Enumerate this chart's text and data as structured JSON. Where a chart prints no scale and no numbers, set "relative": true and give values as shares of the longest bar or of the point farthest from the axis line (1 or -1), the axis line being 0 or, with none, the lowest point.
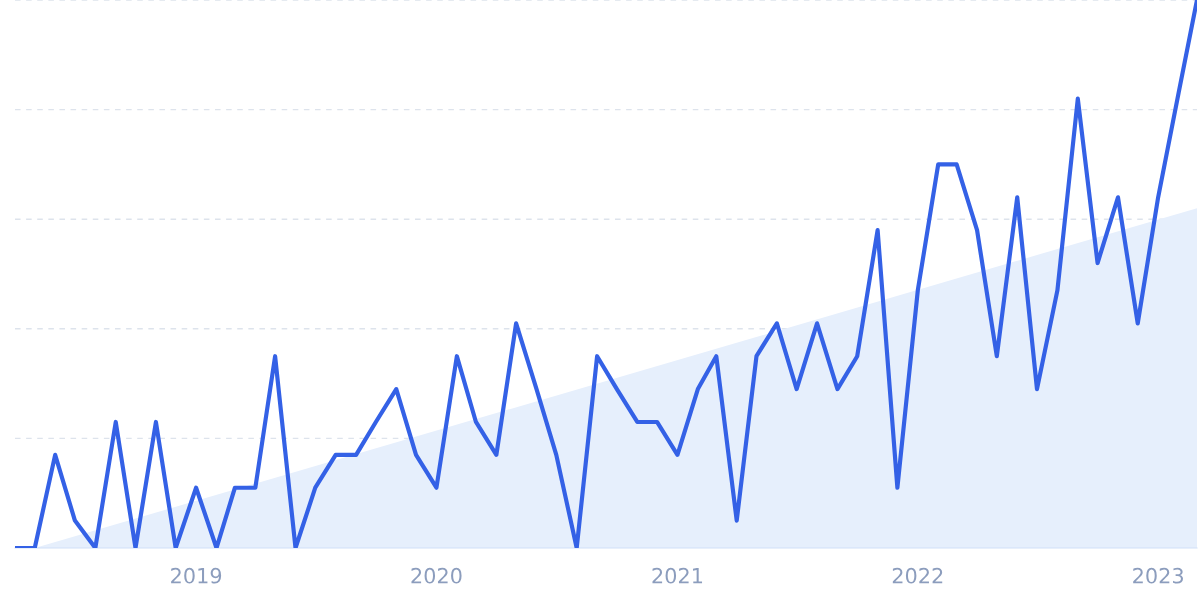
{
  "chart_data": {
    "type": "line",
    "relative": true,
    "grid": "y",
    "line_style": "solid",
    "marker": "none",
    "xlim": [
      "2018-04",
      "2023-03"
    ],
    "xticks": [
      "2019",
      "2020",
      "2021",
      "2022",
      "2023"
    ],
    "series": [
      {
        "type": "area",
        "color": "#e6effc",
        "x": [
          "2018-05",
          "2023-03"
        ],
        "values": [
          0,
          0.62
        ]
      },
      {
        "color": "#3461e6",
        "x": [
          "2018-04",
          "2018-05",
          "2018-06",
          "2018-07",
          "2018-08",
          "2018-09",
          "2018-10",
          "2018-11",
          "2018-12",
          "2019-01",
          "2019-02",
          "2019-03",
          "2019-04",
          "2019-05",
          "2019-06",
          "2019-07",
          "2019-08",
          "2019-09",
          "2019-10",
          "2019-11",
          "2019-12",
          "2020-01",
          "2020-02",
          "2020-03",
          "2020-04",
          "2020-05",
          "2020-06",
          "2020-07",
          "2020-08",
          "2020-09",
          "2020-10",
          "2020-11",
          "2020-12",
          "2021-01",
          "2021-02",
          "2021-03",
          "2021-04",
          "2021-05",
          "2021-06",
          "2021-07",
          "2021-08",
          "2021-09",
          "2021-10",
          "2021-11",
          "2021-12",
          "2022-01",
          "2022-02",
          "2022-03",
          "2022-04",
          "2022-05",
          "2022-06",
          "2022-07",
          "2022-08",
          "2022-09",
          "2022-10",
          "2022-11",
          "2022-12",
          "2023-01",
          "2023-02",
          "2023-03"
        ],
        "values": [
          0,
          0,
          0.17,
          0.05,
          0,
          0.23,
          0,
          0.23,
          0,
          0.11,
          0,
          0.11,
          0.11,
          0.35,
          0,
          0.11,
          0.17,
          0.17,
          0.23,
          0.29,
          0.17,
          0.11,
          0.35,
          0.23,
          0.17,
          0.41,
          0.29,
          0.17,
          0,
          0.35,
          0.29,
          0.23,
          0.23,
          0.17,
          0.29,
          0.35,
          0.05,
          0.35,
          0.41,
          0.29,
          0.41,
          0.29,
          0.35,
          0.58,
          0.11,
          0.47,
          0.7,
          0.7,
          0.58,
          0.35,
          0.64,
          0.29,
          0.47,
          0.82,
          0.52,
          0.64,
          0.41,
          0.64,
          0.83,
          1
        ]
      }
    ]
  }
}
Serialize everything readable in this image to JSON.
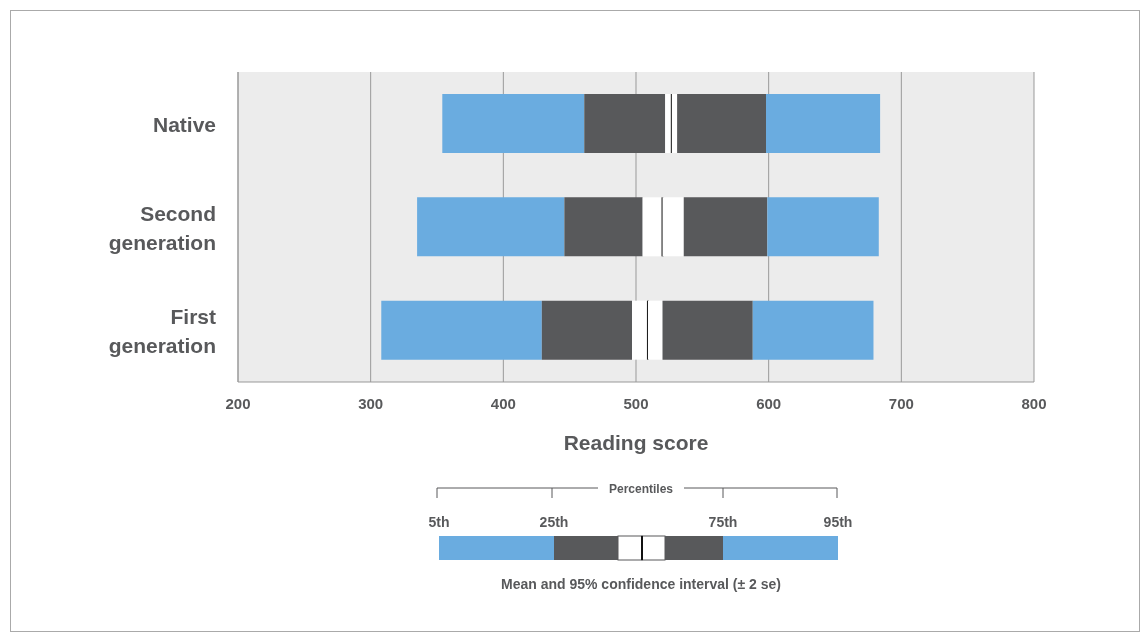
{
  "chart_data": {
    "type": "bar",
    "orientation": "horizontal",
    "xlabel": "Reading score",
    "categories": [
      "Native",
      "Second generation",
      "First generation"
    ],
    "series": [
      {
        "color": "#6aace0",
        "base": [
          354,
          335,
          308
        ],
        "values": [
          107,
          111,
          121
        ]
      },
      {
        "color": "#58595b",
        "base": [
          461,
          446,
          429
        ],
        "values": [
          61,
          59,
          68
        ]
      },
      {
        "color": "#ffffff",
        "base": [
          522,
          505,
          497
        ],
        "values": [
          5,
          15,
          12
        ]
      },
      {
        "color": "#ffffff",
        "base": [
          527,
          520,
          509
        ],
        "values": [
          4,
          16,
          11
        ]
      },
      {
        "color": "#58595b",
        "base": [
          531,
          536,
          520
        ],
        "values": [
          67,
          63,
          68
        ]
      },
      {
        "color": "#6aace0",
        "base": [
          598,
          599,
          588
        ],
        "values": [
          86,
          84,
          91
        ]
      }
    ],
    "xlim": [
      200,
      800
    ],
    "xticks": [
      200,
      300,
      400,
      500,
      600,
      700,
      800
    ],
    "grid": "x",
    "annotations": [
      "Percentiles",
      "5th",
      "25th",
      "75th",
      "95th",
      "Mean and 95% confidence interval (± 2 se)"
    ]
  }
}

• **INSTRUCTION**
Pull out all lines from the entries above that include the word "true".

• **RESULT OF THE EXERCISE**
Enumerate this chart's text and data as structured JSON. Where a chart prints no scale and no numbers, set "relative": true and give values as shares of the longest bar or of the point farthest from the axis line (1 or -1), the axis line being 0 or, with none, the lowest point.
    "relative": true,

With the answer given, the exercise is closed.